Aim:
From the material below, list every line containing "unei".

━━━━━━━━━━━━━━━━━━━━

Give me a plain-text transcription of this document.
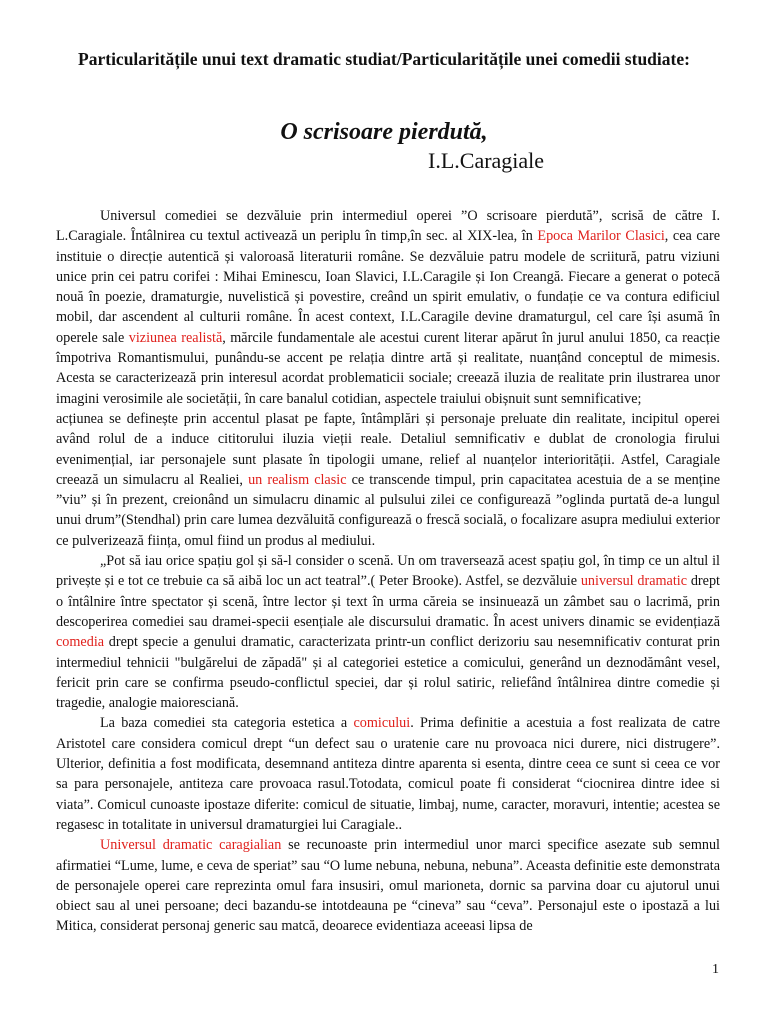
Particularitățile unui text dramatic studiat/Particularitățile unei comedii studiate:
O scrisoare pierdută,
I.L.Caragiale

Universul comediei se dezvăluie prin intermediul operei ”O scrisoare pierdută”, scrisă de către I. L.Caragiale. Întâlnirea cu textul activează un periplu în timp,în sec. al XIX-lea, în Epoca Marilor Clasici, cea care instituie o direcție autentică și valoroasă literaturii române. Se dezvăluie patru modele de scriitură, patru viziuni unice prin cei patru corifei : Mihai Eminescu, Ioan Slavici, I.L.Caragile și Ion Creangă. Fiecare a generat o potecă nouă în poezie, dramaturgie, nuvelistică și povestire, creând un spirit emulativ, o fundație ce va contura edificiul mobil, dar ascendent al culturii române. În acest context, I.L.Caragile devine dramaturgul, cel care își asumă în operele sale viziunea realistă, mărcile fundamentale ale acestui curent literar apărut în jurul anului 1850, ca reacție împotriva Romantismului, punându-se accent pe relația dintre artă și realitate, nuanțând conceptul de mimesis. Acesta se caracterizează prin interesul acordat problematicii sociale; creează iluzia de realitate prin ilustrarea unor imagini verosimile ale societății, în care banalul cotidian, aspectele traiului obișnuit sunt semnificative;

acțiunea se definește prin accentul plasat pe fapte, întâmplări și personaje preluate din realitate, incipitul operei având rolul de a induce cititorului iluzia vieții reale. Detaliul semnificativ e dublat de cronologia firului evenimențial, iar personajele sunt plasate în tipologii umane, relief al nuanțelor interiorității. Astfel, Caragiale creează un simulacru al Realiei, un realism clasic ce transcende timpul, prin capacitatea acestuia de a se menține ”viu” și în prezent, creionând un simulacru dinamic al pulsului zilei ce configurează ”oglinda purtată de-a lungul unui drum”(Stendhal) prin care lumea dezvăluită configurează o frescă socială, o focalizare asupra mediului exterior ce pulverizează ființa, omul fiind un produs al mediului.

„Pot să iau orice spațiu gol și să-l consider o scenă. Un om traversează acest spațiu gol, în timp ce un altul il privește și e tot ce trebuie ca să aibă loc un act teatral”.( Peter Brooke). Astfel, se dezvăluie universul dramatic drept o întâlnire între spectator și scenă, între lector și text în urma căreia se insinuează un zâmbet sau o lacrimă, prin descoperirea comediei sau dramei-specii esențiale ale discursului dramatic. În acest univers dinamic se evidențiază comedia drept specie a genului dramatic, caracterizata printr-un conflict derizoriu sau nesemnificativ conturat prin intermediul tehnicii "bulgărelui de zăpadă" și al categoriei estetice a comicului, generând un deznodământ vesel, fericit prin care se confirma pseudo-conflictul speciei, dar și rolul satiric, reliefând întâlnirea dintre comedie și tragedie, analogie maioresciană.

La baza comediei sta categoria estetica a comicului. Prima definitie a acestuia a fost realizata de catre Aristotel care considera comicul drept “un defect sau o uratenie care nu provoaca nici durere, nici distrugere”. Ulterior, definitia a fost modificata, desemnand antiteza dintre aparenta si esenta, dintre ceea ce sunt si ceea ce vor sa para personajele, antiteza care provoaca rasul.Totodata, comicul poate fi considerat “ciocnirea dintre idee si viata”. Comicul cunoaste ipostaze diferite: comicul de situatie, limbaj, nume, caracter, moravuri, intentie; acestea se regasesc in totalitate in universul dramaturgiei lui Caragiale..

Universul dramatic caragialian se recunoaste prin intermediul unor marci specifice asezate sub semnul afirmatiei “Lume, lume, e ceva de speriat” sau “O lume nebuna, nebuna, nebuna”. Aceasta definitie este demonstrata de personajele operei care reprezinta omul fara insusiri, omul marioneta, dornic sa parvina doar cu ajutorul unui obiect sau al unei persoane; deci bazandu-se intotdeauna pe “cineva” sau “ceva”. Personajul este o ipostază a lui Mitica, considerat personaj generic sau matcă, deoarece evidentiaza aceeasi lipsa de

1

━━━━━━━━━━━━━━━━━━━━

Answer:
Particularitățile unui text dramatic studiat/Particularitățile unei comedii studiate:
Universul dramatic caragialian se recunoaste prin intermediul unor marci specifice asezate sub semnul afirmatiei “Lume, lume, e ceva de speriat” sau “O lume nebuna, nebuna, nebuna”. Aceasta definitie este demonstrata de personajele operei care reprezinta omul fara insusiri, omul marioneta, dornic sa parvina doar cu ajutorul unui obiect sau al unei persoane; deci bazandu-se intotdeauna pe “cineva” sau “ceva”. Personajul este o ipostază a lui Mitica, considerat personaj generic sau matcă, deoarece evidentiaza aceeasi lipsa de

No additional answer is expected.